In the excerpt about Homs, from which suburb did the last rebel holdouts carry on the revolt?

■ TEXT SEGMENT:
********************
Translate

Friday, April 1

Watch out for spattering propaganda goo, Part 2

If you haven't seen Part 1, please read it first.

From Foreign Policy magazine, December 23, 2015, Syria's Stalingrad:
Homs, Syria — More than four years of relentless shelling and shooting have ravaged beyond recognition this city, which once served as the symbolic capital of the revolution.
[...]
As far as the government of Syria is concerned, the war in Homs is over. Rebel factions were defeated more than a year ago in the Old City, and the last holdouts, who carried on the revolt from the suburb of al-Waer, signed a cease-fire agreement this month. A few weeks before Christmas, busloads of fighters quit al-Waer for rebel-held villages to the north, under what the Syrian government and the United Nations hailed as a breakthrough cease-fire agreement to bring peace to one of the Syrian war’s most symbolic battlefields.
********************
Recorded data:
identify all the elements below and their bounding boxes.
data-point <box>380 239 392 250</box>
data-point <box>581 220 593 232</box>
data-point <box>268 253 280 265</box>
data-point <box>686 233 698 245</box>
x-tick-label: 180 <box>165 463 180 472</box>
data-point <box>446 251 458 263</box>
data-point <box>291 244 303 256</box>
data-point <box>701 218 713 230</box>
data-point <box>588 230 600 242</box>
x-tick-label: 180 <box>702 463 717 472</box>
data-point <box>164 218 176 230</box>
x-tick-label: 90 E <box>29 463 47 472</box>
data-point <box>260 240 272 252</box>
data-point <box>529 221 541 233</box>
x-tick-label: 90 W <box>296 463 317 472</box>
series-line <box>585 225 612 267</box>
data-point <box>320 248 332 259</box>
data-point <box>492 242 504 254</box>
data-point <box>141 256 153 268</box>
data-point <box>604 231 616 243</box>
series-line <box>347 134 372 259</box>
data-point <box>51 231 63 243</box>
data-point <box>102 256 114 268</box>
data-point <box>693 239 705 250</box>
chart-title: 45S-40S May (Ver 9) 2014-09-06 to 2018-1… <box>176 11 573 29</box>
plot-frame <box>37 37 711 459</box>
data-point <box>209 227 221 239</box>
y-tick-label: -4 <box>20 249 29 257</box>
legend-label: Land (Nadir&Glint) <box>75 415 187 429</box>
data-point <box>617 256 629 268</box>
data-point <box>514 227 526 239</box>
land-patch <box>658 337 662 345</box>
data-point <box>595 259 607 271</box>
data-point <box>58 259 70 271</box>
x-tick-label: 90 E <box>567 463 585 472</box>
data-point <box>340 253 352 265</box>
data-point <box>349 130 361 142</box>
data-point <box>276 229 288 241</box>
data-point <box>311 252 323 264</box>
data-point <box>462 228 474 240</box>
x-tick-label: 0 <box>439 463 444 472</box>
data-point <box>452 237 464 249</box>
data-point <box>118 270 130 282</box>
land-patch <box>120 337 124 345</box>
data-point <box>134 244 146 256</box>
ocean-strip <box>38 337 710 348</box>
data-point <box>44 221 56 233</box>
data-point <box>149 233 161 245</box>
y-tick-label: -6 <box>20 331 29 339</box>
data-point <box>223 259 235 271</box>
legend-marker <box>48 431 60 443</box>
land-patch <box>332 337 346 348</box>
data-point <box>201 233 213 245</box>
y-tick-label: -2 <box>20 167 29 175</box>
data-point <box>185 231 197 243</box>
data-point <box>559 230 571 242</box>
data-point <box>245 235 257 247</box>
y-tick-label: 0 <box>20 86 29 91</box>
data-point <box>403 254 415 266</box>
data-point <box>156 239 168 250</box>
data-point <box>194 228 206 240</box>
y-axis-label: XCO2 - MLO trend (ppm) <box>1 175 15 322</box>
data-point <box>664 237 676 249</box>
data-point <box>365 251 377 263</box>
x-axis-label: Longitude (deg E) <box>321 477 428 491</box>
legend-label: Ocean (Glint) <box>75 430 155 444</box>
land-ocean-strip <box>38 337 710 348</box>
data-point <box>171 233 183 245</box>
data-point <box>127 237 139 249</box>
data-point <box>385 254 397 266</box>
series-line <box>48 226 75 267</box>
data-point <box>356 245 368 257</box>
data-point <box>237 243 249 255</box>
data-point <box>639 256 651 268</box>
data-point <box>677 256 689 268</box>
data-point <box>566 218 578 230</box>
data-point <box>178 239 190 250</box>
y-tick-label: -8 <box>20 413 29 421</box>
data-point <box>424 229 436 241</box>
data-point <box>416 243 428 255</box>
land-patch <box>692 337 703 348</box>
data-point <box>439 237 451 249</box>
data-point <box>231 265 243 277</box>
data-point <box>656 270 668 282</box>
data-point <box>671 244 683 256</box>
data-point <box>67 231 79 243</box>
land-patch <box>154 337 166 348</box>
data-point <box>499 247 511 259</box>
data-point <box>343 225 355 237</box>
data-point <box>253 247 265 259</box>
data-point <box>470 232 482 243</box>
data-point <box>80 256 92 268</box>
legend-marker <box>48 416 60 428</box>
********************
■ OUTPUT OF THE TASK: Al-Waer